Record list —
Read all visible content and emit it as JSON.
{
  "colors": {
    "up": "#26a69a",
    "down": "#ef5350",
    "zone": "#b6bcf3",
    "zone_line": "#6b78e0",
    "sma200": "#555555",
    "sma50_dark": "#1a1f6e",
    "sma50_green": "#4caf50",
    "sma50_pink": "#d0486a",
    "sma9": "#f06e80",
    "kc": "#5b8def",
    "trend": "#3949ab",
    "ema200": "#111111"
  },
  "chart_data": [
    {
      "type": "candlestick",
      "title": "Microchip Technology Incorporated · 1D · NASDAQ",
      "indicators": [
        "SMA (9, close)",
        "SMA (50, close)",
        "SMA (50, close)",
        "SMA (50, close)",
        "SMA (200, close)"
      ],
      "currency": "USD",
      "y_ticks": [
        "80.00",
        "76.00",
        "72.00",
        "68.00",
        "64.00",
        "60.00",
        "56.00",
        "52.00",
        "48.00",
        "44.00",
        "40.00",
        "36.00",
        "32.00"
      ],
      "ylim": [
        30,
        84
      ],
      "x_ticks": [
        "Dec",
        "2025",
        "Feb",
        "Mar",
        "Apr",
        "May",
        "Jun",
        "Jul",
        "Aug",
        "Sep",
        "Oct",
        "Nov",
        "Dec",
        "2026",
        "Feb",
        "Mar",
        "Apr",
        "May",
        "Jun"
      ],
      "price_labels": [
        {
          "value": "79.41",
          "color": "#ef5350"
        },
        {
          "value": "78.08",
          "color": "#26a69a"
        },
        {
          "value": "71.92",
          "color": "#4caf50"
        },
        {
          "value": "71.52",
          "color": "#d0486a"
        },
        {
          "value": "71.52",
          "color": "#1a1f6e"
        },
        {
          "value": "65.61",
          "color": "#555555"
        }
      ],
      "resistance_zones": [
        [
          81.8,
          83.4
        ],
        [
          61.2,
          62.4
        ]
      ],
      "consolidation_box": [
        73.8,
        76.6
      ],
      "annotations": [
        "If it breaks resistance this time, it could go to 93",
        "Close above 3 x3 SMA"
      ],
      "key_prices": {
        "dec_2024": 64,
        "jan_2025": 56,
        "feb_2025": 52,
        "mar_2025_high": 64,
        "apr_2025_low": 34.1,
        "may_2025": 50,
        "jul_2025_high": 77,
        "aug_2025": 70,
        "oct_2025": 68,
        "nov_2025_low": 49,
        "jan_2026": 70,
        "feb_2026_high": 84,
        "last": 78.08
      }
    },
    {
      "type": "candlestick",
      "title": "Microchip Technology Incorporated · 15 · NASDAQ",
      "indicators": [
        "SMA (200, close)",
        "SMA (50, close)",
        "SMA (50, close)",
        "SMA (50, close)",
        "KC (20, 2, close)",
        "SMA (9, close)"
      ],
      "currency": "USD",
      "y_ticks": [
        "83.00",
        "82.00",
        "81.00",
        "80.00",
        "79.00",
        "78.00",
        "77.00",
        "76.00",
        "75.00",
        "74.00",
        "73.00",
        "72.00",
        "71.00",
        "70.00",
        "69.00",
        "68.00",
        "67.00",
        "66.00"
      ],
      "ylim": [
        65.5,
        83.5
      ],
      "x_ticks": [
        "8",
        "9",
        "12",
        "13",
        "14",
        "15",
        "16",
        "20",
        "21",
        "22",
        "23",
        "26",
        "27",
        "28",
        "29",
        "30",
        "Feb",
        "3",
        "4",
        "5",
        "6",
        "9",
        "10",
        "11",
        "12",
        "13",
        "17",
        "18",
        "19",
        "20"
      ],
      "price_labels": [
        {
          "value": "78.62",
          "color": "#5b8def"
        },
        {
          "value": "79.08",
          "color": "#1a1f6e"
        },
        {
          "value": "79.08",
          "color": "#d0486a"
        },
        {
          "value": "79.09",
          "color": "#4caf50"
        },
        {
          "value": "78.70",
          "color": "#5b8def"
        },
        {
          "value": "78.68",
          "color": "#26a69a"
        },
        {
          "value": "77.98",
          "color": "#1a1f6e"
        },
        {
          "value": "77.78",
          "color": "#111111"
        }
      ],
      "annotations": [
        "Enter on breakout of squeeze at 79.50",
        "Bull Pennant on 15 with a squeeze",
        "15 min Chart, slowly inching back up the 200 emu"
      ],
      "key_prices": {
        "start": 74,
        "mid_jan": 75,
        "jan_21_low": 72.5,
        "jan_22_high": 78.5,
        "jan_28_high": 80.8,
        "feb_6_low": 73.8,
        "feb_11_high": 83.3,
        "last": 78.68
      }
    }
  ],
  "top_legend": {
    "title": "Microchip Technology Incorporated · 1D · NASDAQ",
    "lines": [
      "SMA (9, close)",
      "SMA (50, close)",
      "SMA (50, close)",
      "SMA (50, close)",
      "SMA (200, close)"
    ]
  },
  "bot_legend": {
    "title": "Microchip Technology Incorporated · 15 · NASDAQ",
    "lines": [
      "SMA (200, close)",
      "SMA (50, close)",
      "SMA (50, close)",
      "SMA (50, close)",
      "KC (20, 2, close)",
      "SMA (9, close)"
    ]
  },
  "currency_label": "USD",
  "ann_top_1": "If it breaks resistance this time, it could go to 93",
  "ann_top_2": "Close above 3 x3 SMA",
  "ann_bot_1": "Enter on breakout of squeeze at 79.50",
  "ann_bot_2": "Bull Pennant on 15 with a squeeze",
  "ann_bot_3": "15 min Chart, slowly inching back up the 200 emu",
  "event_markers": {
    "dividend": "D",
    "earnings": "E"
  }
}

Given instruction —
Return the full listing, character for character.

Result —
Read all visible content and emit it as JSON.
{
  "colors": {
    "up": "#26a69a",
    "down": "#ef5350",
    "zone": "#b6bcf3",
    "zone_line": "#6b78e0",
    "sma200": "#555555",
    "sma50_dark": "#1a1f6e",
    "sma50_green": "#4caf50",
    "sma50_pink": "#d0486a",
    "sma9": "#f06e80",
    "kc": "#5b8def",
    "trend": "#3949ab",
    "ema200": "#111111"
  },
  "chart_data": [
    {
      "type": "candlestick",
      "title": "Microchip Technology Incorporated · 1D · NASDAQ",
      "indicators": [
        "SMA (9, close)",
        "SMA (50, close)",
        "SMA (50, close)",
        "SMA (50, close)",
        "SMA (200, close)"
      ],
      "currency": "USD",
      "y_ticks": [
        "80.00",
        "76.00",
        "72.00",
        "68.00",
        "64.00",
        "60.00",
        "56.00",
        "52.00",
        "48.00",
        "44.00",
        "40.00",
        "36.00",
        "32.00"
      ],
      "ylim": [
        30,
        84
      ],
      "x_ticks": [
        "Dec",
        "2025",
        "Feb",
        "Mar",
        "Apr",
        "May",
        "Jun",
        "Jul",
        "Aug",
        "Sep",
        "Oct",
        "Nov",
        "Dec",
        "2026",
        "Feb",
        "Mar",
        "Apr",
        "May",
        "Jun"
      ],
      "price_labels": [
        {
          "value": "79.41",
          "color": "#ef5350"
        },
        {
          "value": "78.08",
          "color": "#26a69a"
        },
        {
          "value": "71.92",
          "color": "#4caf50"
        },
        {
          "value": "71.52",
          "color": "#d0486a"
        },
        {
          "value": "71.52",
          "color": "#1a1f6e"
        },
        {
          "value": "65.61",
          "color": "#555555"
        }
      ],
      "resistance_zones": [
        [
          81.8,
          83.4
        ],
        [
          61.2,
          62.4
        ]
      ],
      "consolidation_box": [
        73.8,
        76.6
      ],
      "annotations": [
        "If it breaks resistance this time, it could go to 93",
        "Close above 3 x3 SMA"
      ],
      "key_prices": {
        "dec_2024": 64,
        "jan_2025": 56,
        "feb_2025": 52,
        "mar_2025_high": 64,
        "apr_2025_low": 34.1,
        "may_2025": 50,
        "jul_2025_high": 77,
        "aug_2025": 70,
        "oct_2025": 68,
        "nov_2025_low": 49,
        "jan_2026": 70,
        "feb_2026_high": 84,
        "last": 78.08
      }
    },
    {
      "type": "candlestick",
      "title": "Microchip Technology Incorporated · 15 · NASDAQ",
      "indicators": [
        "SMA (200, close)",
        "SMA (50, close)",
        "SMA (50, close)",
        "SMA (50, close)",
        "KC (20, 2, close)",
        "SMA (9, close)"
      ],
      "currency": "USD",
      "y_ticks": [
        "83.00",
        "82.00",
        "81.00",
        "80.00",
        "79.00",
        "78.00",
        "77.00",
        "76.00",
        "75.00",
        "74.00",
        "73.00",
        "72.00",
        "71.00",
        "70.00",
        "69.00",
        "68.00",
        "67.00",
        "66.00"
      ],
      "ylim": [
        65.5,
        83.5
      ],
      "x_ticks": [
        "8",
        "9",
        "12",
        "13",
        "14",
        "15",
        "16",
        "20",
        "21",
        "22",
        "23",
        "26",
        "27",
        "28",
        "29",
        "30",
        "Feb",
        "3",
        "4",
        "5",
        "6",
        "9",
        "10",
        "11",
        "12",
        "13",
        "17",
        "18",
        "19",
        "20"
      ],
      "price_labels": [
        {
          "value": "78.62",
          "color": "#5b8def"
        },
        {
          "value": "79.08",
          "color": "#1a1f6e"
        },
        {
          "value": "79.08",
          "color": "#d0486a"
        },
        {
          "value": "79.09",
          "color": "#4caf50"
        },
        {
          "value": "78.70",
          "color": "#5b8def"
        },
        {
          "value": "78.68",
          "color": "#26a69a"
        },
        {
          "value": "77.98",
          "color": "#1a1f6e"
        },
        {
          "value": "77.78",
          "color": "#111111"
        }
      ],
      "annotations": [
        "Enter on breakout of squeeze at 79.50",
        "Bull Pennant on 15 with a squeeze",
        "15 min Chart, slowly inching back up the 200 emu"
      ],
      "key_prices": {
        "start": 74,
        "mid_jan": 75,
        "jan_21_low": 72.5,
        "jan_22_high": 78.5,
        "jan_28_high": 80.8,
        "feb_6_low": 73.8,
        "feb_11_high": 83.3,
        "last": 78.68
      }
    }
  ],
  "top_legend": {
    "title": "Microchip Technology Incorporated · 1D · NASDAQ",
    "lines": [
      "SMA (9, close)",
      "SMA (50, close)",
      "SMA (50, close)",
      "SMA (50, close)",
      "SMA (200, close)"
    ]
  },
  "bot_legend": {
    "title": "Microchip Technology Incorporated · 15 · NASDAQ",
    "lines": [
      "SMA (200, close)",
      "SMA (50, close)",
      "SMA (50, close)",
      "SMA (50, close)",
      "KC (20, 2, close)",
      "SMA (9, close)"
    ]
  },
  "currency_label": "USD",
  "ann_top_1": "If it breaks resistance this time, it could go to 93",
  "ann_top_2": "Close above 3 x3 SMA",
  "ann_bot_1": "Enter on breakout of squeeze at 79.50",
  "ann_bot_2": "Bull Pennant on 15 with a squeeze",
  "ann_bot_3": "15 min Chart, slowly inching back up the 200 emu",
  "event_markers": {
    "dividend": "D",
    "earnings": "E"
  }
}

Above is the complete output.